-- begin --

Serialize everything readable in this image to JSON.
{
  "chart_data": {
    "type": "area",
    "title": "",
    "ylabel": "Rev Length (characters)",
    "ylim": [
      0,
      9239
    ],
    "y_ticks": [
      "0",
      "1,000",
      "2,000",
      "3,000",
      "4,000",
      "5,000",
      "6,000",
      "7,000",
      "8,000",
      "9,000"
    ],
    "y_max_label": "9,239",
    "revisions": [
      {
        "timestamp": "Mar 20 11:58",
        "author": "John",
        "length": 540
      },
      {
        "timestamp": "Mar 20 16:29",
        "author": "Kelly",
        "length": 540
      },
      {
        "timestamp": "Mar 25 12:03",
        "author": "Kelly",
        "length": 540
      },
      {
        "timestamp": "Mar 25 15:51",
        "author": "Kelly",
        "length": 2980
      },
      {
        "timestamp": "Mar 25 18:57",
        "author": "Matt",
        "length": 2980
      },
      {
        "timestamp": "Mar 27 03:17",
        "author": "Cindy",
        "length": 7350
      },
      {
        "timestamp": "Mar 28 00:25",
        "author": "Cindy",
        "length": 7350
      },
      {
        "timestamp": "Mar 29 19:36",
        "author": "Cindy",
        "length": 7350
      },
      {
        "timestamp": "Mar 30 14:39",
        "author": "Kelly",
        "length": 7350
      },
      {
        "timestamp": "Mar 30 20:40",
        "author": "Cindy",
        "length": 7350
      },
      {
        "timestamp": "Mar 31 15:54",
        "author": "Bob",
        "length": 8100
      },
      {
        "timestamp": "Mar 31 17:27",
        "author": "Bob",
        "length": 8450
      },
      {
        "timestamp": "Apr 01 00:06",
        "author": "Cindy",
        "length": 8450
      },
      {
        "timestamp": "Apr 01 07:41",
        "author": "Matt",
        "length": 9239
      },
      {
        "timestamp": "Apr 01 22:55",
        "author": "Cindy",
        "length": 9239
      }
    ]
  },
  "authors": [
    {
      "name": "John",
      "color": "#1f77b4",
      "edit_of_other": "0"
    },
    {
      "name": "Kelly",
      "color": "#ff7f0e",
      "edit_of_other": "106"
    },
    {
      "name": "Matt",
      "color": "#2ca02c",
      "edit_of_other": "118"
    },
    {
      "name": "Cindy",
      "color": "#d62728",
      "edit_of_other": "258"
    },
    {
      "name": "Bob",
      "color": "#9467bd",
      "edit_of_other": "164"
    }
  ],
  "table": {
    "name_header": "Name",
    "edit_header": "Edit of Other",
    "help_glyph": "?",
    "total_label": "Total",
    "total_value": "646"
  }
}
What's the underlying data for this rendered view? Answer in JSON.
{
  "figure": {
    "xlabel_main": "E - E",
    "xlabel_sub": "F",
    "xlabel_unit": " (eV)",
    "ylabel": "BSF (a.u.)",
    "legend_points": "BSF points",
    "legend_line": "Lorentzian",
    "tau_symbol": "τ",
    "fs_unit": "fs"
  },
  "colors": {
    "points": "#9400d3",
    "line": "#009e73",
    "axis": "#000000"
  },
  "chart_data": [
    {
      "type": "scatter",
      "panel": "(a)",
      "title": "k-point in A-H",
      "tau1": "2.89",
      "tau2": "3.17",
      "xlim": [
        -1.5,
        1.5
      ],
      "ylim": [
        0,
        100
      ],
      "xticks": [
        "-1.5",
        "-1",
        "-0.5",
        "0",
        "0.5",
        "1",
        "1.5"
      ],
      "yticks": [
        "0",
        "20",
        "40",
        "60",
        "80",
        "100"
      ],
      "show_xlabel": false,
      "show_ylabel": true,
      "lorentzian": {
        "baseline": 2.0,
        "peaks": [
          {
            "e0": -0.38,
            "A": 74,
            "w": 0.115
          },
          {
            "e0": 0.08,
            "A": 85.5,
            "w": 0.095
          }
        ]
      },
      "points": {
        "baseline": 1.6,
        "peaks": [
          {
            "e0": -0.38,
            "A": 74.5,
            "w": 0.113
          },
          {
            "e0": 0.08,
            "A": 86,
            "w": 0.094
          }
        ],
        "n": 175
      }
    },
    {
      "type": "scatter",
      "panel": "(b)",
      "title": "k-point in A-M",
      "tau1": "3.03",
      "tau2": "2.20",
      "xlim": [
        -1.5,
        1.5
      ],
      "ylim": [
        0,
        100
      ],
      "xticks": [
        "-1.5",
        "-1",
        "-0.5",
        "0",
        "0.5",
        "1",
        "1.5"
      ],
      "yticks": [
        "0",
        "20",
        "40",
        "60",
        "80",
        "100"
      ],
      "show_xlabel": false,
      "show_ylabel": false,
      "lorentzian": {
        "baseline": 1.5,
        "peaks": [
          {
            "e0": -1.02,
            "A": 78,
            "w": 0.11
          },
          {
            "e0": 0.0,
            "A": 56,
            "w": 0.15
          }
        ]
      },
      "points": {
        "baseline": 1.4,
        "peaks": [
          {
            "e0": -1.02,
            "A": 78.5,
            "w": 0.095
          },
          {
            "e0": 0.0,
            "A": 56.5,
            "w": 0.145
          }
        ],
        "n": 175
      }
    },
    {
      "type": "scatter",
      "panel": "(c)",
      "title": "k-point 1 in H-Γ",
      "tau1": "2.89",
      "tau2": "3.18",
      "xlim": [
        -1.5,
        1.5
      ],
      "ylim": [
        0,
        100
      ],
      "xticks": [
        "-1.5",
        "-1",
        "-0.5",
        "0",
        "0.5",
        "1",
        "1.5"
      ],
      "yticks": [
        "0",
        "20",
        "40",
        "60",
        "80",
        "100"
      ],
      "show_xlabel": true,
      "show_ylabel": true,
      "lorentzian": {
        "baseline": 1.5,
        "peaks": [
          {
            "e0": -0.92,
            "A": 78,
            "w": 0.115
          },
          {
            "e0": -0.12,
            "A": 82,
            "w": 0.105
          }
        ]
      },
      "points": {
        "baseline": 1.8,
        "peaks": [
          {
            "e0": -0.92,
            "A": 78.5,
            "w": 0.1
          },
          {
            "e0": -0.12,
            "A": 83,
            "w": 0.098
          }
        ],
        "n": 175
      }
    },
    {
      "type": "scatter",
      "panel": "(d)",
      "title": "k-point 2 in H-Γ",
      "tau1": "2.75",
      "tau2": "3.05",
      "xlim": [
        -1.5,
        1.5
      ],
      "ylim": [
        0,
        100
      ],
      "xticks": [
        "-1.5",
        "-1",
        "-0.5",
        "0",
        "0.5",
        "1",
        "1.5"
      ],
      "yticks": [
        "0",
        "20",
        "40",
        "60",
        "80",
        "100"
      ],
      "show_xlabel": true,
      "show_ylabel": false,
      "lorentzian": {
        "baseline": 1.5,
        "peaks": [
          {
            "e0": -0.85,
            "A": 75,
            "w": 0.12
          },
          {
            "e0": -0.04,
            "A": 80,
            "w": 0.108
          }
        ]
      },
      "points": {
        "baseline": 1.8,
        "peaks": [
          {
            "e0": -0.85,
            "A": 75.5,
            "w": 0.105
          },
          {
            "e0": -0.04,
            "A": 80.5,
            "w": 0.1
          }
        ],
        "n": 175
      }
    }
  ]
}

-- end --

Objective — Transcribe all lines as written.

Task response —
Serialize everything readable in this image to JSON.
{
  "chart_data": {
    "type": "area",
    "title": "",
    "ylabel": "Rev Length (characters)",
    "ylim": [
      0,
      9239
    ],
    "y_ticks": [
      "0",
      "1,000",
      "2,000",
      "3,000",
      "4,000",
      "5,000",
      "6,000",
      "7,000",
      "8,000",
      "9,000"
    ],
    "y_max_label": "9,239",
    "revisions": [
      {
        "timestamp": "Mar 20 11:58",
        "author": "John",
        "length": 540
      },
      {
        "timestamp": "Mar 20 16:29",
        "author": "Kelly",
        "length": 540
      },
      {
        "timestamp": "Mar 25 12:03",
        "author": "Kelly",
        "length": 540
      },
      {
        "timestamp": "Mar 25 15:51",
        "author": "Kelly",
        "length": 2980
      },
      {
        "timestamp": "Mar 25 18:57",
        "author": "Matt",
        "length": 2980
      },
      {
        "timestamp": "Mar 27 03:17",
        "author": "Cindy",
        "length": 7350
      },
      {
        "timestamp": "Mar 28 00:25",
        "author": "Cindy",
        "length": 7350
      },
      {
        "timestamp": "Mar 29 19:36",
        "author": "Cindy",
        "length": 7350
      },
      {
        "timestamp": "Mar 30 14:39",
        "author": "Kelly",
        "length": 7350
      },
      {
        "timestamp": "Mar 30 20:40",
        "author": "Cindy",
        "length": 7350
      },
      {
        "timestamp": "Mar 31 15:54",
        "author": "Bob",
        "length": 8100
      },
      {
        "timestamp": "Mar 31 17:27",
        "author": "Bob",
        "length": 8450
      },
      {
        "timestamp": "Apr 01 00:06",
        "author": "Cindy",
        "length": 8450
      },
      {
        "timestamp": "Apr 01 07:41",
        "author": "Matt",
        "length": 9239
      },
      {
        "timestamp": "Apr 01 22:55",
        "author": "Cindy",
        "length": 9239
      }
    ]
  },
  "authors": [
    {
      "name": "John",
      "color": "#1f77b4",
      "edit_of_other": "0"
    },
    {
      "name": "Kelly",
      "color": "#ff7f0e",
      "edit_of_other": "106"
    },
    {
      "name": "Matt",
      "color": "#2ca02c",
      "edit_of_other": "118"
    },
    {
      "name": "Cindy",
      "color": "#d62728",
      "edit_of_other": "258"
    },
    {
      "name": "Bob",
      "color": "#9467bd",
      "edit_of_other": "164"
    }
  ],
  "table": {
    "name_header": "Name",
    "edit_header": "Edit of Other",
    "help_glyph": "?",
    "total_label": "Total",
    "total_value": "646"
  }
}
What's the underlying data for this rendered view? Answer in JSON.
{
  "figure": {
    "xlabel_main": "E - E",
    "xlabel_sub": "F",
    "xlabel_unit": " (eV)",
    "ylabel": "BSF (a.u.)",
    "legend_points": "BSF points",
    "legend_line": "Lorentzian",
    "tau_symbol": "τ",
    "fs_unit": "fs"
  },
  "colors": {
    "points": "#9400d3",
    "line": "#009e73",
    "axis": "#000000"
  },
  "chart_data": [
    {
      "type": "scatter",
      "panel": "(a)",
      "title": "k-point in A-H",
      "tau1": "2.89",
      "tau2": "3.17",
      "xlim": [
        -1.5,
        1.5
      ],
      "ylim": [
        0,
        100
      ],
      "xticks": [
        "-1.5",
        "-1",
        "-0.5",
        "0",
        "0.5",
        "1",
        "1.5"
      ],
      "yticks": [
        "0",
        "20",
        "40",
        "60",
        "80",
        "100"
      ],
      "show_xlabel": false,
      "show_ylabel": true,
      "lorentzian": {
        "baseline": 2.0,
        "peaks": [
          {
            "e0": -0.38,
            "A": 74,
            "w": 0.115
          },
          {
            "e0": 0.08,
            "A": 85.5,
            "w": 0.095
          }
        ]
      },
      "points": {
        "baseline": 1.6,
        "peaks": [
          {
            "e0": -0.38,
            "A": 74.5,
            "w": 0.113
          },
          {
            "e0": 0.08,
            "A": 86,
            "w": 0.094
          }
        ],
        "n": 175
      }
    },
    {
      "type": "scatter",
      "panel": "(b)",
      "title": "k-point in A-M",
      "tau1": "3.03",
      "tau2": "2.20",
      "xlim": [
        -1.5,
        1.5
      ],
      "ylim": [
        0,
        100
      ],
      "xticks": [
        "-1.5",
        "-1",
        "-0.5",
        "0",
        "0.5",
        "1",
        "1.5"
      ],
      "yticks": [
        "0",
        "20",
        "40",
        "60",
        "80",
        "100"
      ],
      "show_xlabel": false,
      "show_ylabel": false,
      "lorentzian": {
        "baseline": 1.5,
        "peaks": [
          {
            "e0": -1.02,
            "A": 78,
            "w": 0.11
          },
          {
            "e0": 0.0,
            "A": 56,
            "w": 0.15
          }
        ]
      },
      "points": {
        "baseline": 1.4,
        "peaks": [
          {
            "e0": -1.02,
            "A": 78.5,
            "w": 0.095
          },
          {
            "e0": 0.0,
            "A": 56.5,
            "w": 0.145
          }
        ],
        "n": 175
      }
    },
    {
      "type": "scatter",
      "panel": "(c)",
      "title": "k-point 1 in H-Γ",
      "tau1": "2.89",
      "tau2": "3.18",
      "xlim": [
        -1.5,
        1.5
      ],
      "ylim": [
        0,
        100
      ],
      "xticks": [
        "-1.5",
        "-1",
        "-0.5",
        "0",
        "0.5",
        "1",
        "1.5"
      ],
      "yticks": [
        "0",
        "20",
        "40",
        "60",
        "80",
        "100"
      ],
      "show_xlabel": true,
      "show_ylabel": true,
      "lorentzian": {
        "baseline": 1.5,
        "peaks": [
          {
            "e0": -0.92,
            "A": 78,
            "w": 0.115
          },
          {
            "e0": -0.12,
            "A": 82,
            "w": 0.105
          }
        ]
      },
      "points": {
        "baseline": 1.8,
        "peaks": [
          {
            "e0": -0.92,
            "A": 78.5,
            "w": 0.1
          },
          {
            "e0": -0.12,
            "A": 83,
            "w": 0.098
          }
        ],
        "n": 175
      }
    },
    {
      "type": "scatter",
      "panel": "(d)",
      "title": "k-point 2 in H-Γ",
      "tau1": "2.75",
      "tau2": "3.05",
      "xlim": [
        -1.5,
        1.5
      ],
      "ylim": [
        0,
        100
      ],
      "xticks": [
        "-1.5",
        "-1",
        "-0.5",
        "0",
        "0.5",
        "1",
        "1.5"
      ],
      "yticks": [
        "0",
        "20",
        "40",
        "60",
        "80",
        "100"
      ],
      "show_xlabel": true,
      "show_ylabel": false,
      "lorentzian": {
        "baseline": 1.5,
        "peaks": [
          {
            "e0": -0.85,
            "A": 75,
            "w": 0.12
          },
          {
            "e0": -0.04,
            "A": 80,
            "w": 0.108
          }
        ]
      },
      "points": {
        "baseline": 1.8,
        "peaks": [
          {
            "e0": -0.85,
            "A": 75.5,
            "w": 0.105
          },
          {
            "e0": -0.04,
            "A": 80.5,
            "w": 0.1
          }
        ],
        "n": 175
      }
    }
  ]
}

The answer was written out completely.